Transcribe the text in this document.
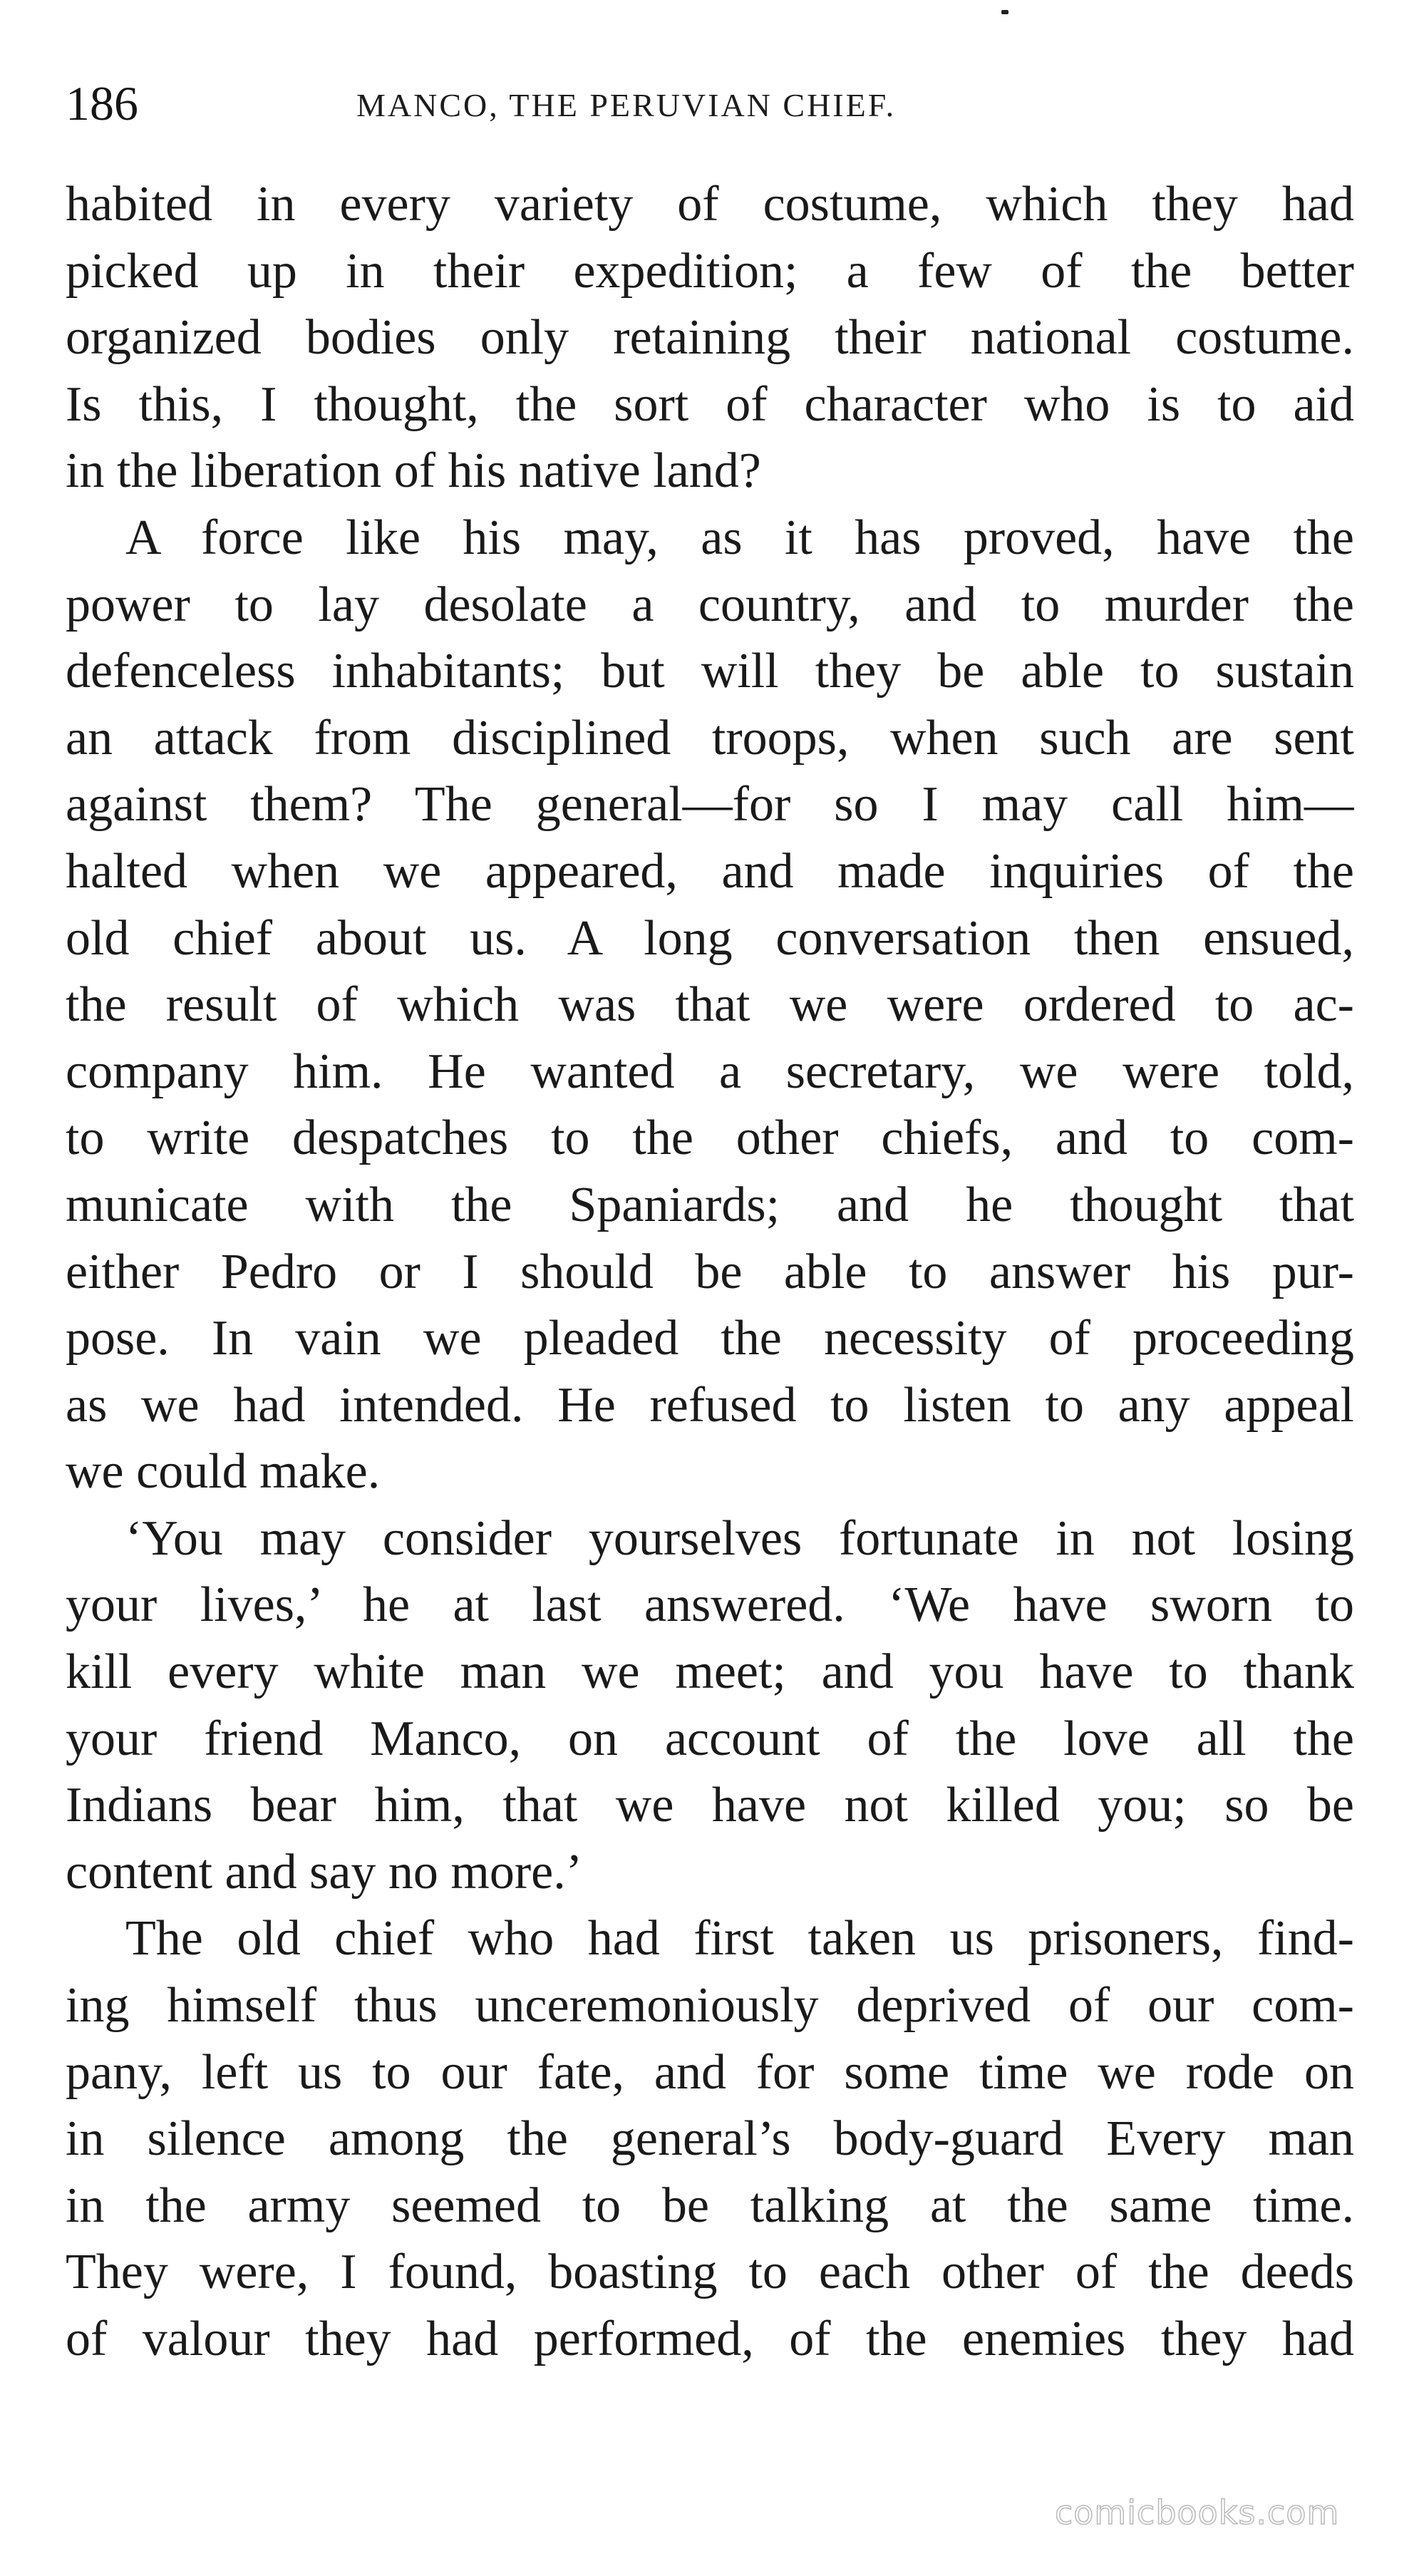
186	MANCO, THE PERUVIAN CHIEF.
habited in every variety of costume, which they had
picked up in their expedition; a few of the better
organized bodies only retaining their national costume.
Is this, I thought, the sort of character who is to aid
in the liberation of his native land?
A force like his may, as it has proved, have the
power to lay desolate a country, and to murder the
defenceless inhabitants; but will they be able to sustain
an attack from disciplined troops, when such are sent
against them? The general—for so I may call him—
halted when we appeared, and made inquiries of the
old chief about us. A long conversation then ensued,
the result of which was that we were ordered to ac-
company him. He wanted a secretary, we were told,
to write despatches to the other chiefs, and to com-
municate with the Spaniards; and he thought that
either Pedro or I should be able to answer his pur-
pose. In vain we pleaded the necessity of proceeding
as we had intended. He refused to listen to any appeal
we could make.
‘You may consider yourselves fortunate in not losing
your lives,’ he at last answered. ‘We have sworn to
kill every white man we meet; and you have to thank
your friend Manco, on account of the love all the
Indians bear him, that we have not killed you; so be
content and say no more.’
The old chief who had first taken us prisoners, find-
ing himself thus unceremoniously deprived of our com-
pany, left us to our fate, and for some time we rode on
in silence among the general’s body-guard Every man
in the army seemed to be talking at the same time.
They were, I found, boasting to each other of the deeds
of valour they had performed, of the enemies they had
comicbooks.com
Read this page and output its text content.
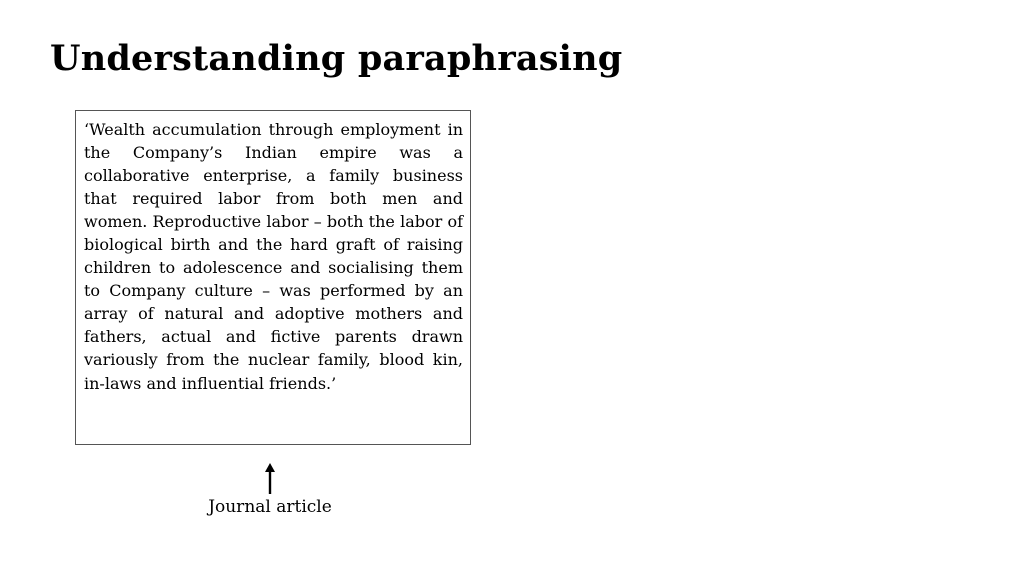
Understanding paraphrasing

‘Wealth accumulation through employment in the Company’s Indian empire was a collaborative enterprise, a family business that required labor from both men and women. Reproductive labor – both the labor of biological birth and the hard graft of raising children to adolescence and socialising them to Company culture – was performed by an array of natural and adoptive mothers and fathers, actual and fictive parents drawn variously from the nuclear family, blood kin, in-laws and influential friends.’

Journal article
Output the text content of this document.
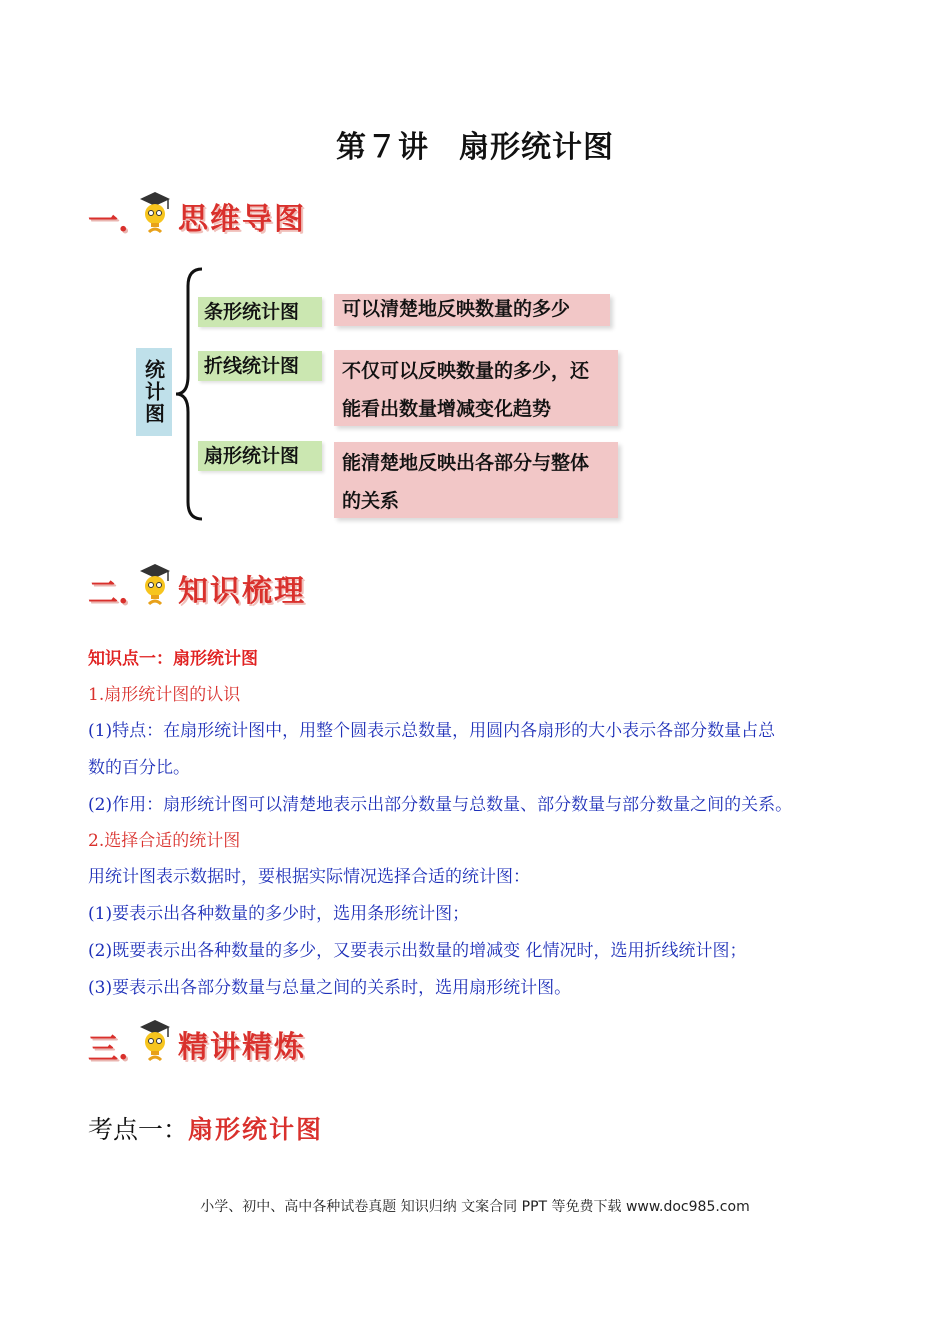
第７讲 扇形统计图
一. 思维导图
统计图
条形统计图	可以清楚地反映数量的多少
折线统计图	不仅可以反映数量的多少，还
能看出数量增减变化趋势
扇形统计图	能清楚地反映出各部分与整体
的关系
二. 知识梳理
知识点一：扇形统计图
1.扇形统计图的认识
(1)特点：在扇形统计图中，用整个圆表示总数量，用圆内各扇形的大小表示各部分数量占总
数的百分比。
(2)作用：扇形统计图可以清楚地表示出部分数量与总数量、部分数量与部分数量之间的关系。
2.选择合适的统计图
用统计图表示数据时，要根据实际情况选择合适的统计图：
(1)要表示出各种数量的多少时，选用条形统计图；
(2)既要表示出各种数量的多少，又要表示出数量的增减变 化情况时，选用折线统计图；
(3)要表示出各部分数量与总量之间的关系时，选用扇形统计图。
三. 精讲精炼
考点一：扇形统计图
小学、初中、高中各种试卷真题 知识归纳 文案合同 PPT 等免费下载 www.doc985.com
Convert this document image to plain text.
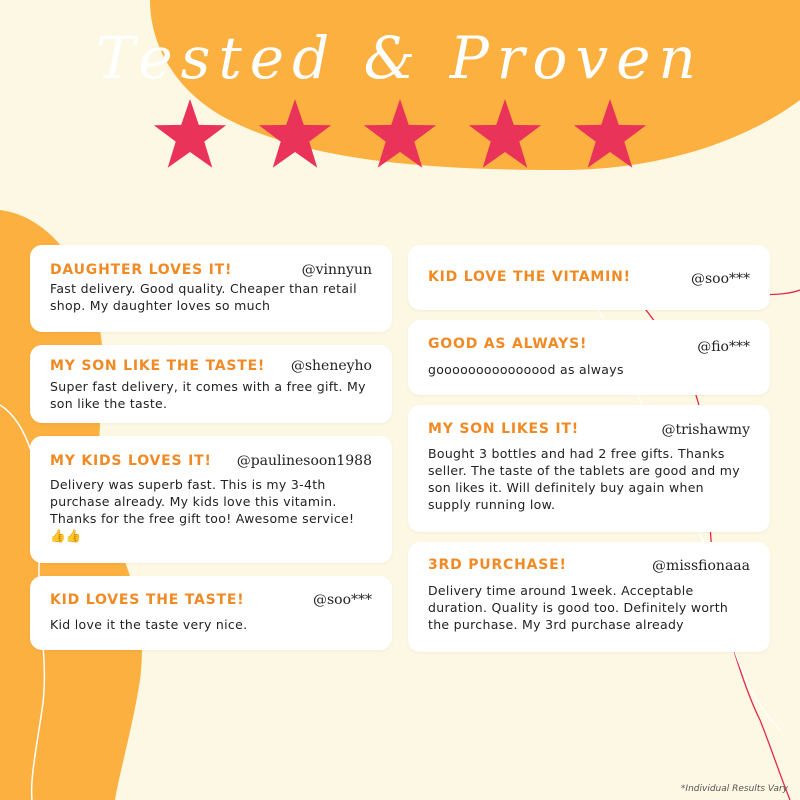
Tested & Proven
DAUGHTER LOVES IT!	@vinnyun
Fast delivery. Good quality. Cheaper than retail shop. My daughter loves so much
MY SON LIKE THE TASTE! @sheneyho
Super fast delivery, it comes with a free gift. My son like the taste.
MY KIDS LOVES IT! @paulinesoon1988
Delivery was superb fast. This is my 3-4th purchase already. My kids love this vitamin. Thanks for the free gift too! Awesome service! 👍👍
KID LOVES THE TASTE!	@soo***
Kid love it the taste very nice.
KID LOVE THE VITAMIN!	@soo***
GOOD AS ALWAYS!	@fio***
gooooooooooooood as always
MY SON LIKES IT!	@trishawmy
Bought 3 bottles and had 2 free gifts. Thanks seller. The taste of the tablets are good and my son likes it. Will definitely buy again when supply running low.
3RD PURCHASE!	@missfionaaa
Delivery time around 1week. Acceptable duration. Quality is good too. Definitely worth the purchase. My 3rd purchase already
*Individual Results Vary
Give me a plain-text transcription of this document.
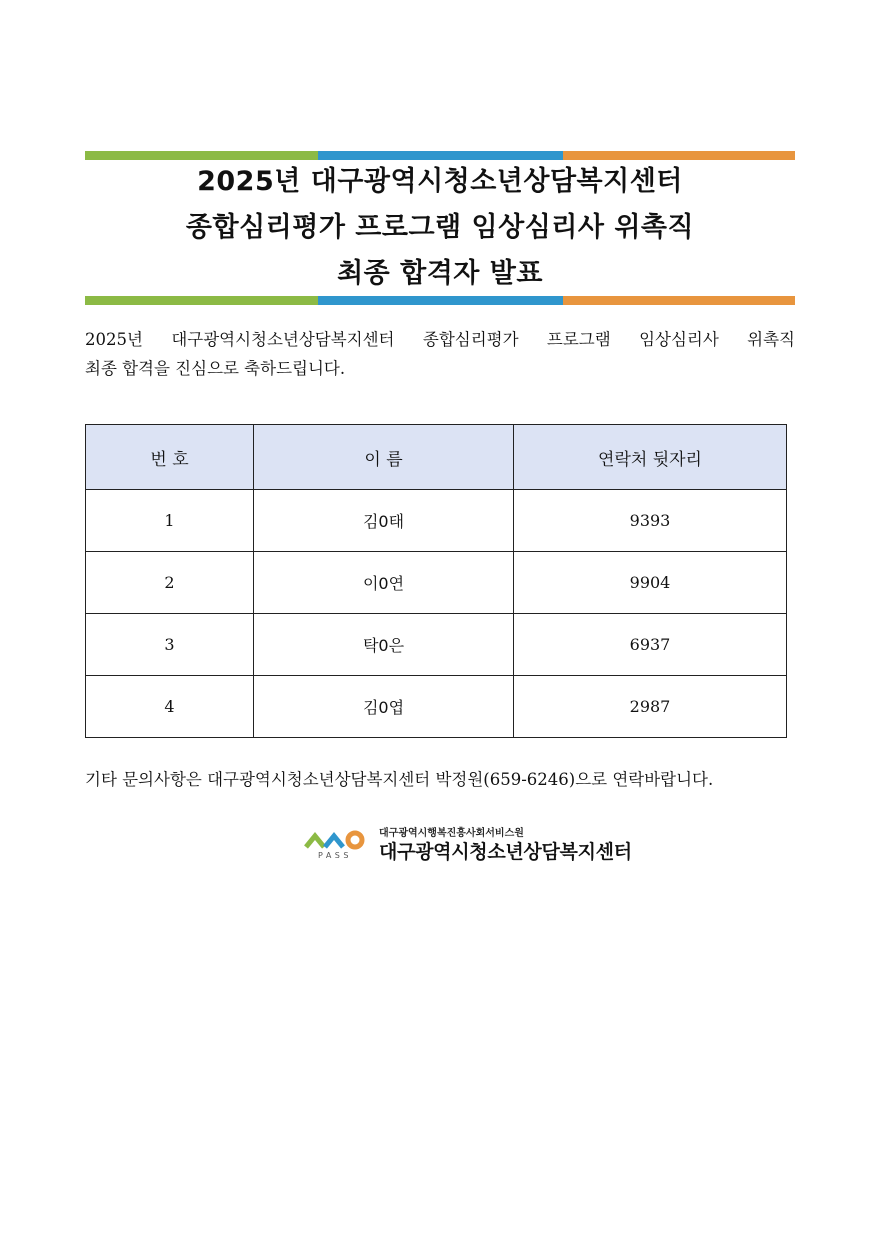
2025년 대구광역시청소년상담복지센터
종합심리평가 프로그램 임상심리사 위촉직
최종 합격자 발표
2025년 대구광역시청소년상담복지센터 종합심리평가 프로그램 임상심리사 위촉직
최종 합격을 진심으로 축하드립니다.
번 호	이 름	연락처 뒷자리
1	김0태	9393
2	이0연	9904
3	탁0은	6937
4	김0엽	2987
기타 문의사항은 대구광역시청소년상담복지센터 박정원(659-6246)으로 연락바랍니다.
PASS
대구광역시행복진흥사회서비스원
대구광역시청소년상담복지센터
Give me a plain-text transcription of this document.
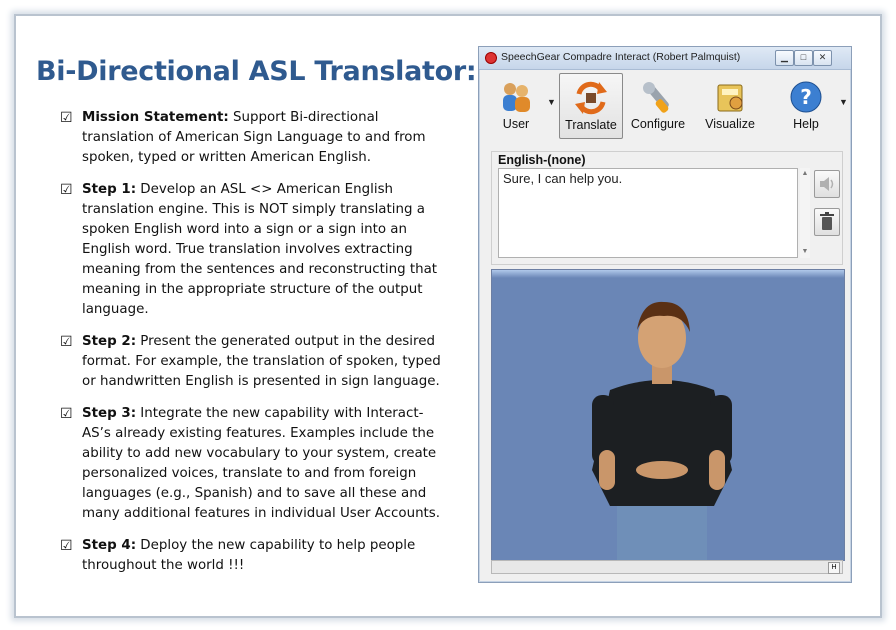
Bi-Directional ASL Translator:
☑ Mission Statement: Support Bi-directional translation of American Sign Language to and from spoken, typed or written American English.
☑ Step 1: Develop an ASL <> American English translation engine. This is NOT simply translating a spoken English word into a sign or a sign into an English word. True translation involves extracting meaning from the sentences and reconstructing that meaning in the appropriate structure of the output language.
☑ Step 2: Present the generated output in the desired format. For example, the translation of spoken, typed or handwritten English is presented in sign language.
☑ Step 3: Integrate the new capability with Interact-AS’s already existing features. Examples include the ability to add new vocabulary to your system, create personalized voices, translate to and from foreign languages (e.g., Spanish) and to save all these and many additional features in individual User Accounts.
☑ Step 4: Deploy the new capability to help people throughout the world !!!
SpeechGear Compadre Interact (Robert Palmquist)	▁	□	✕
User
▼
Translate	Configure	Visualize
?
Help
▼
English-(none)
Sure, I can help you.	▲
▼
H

- **Exercise details**
Find every line of the data that holds the string "Thanks", then say how many there are and nothing else.

- **Written solution**
2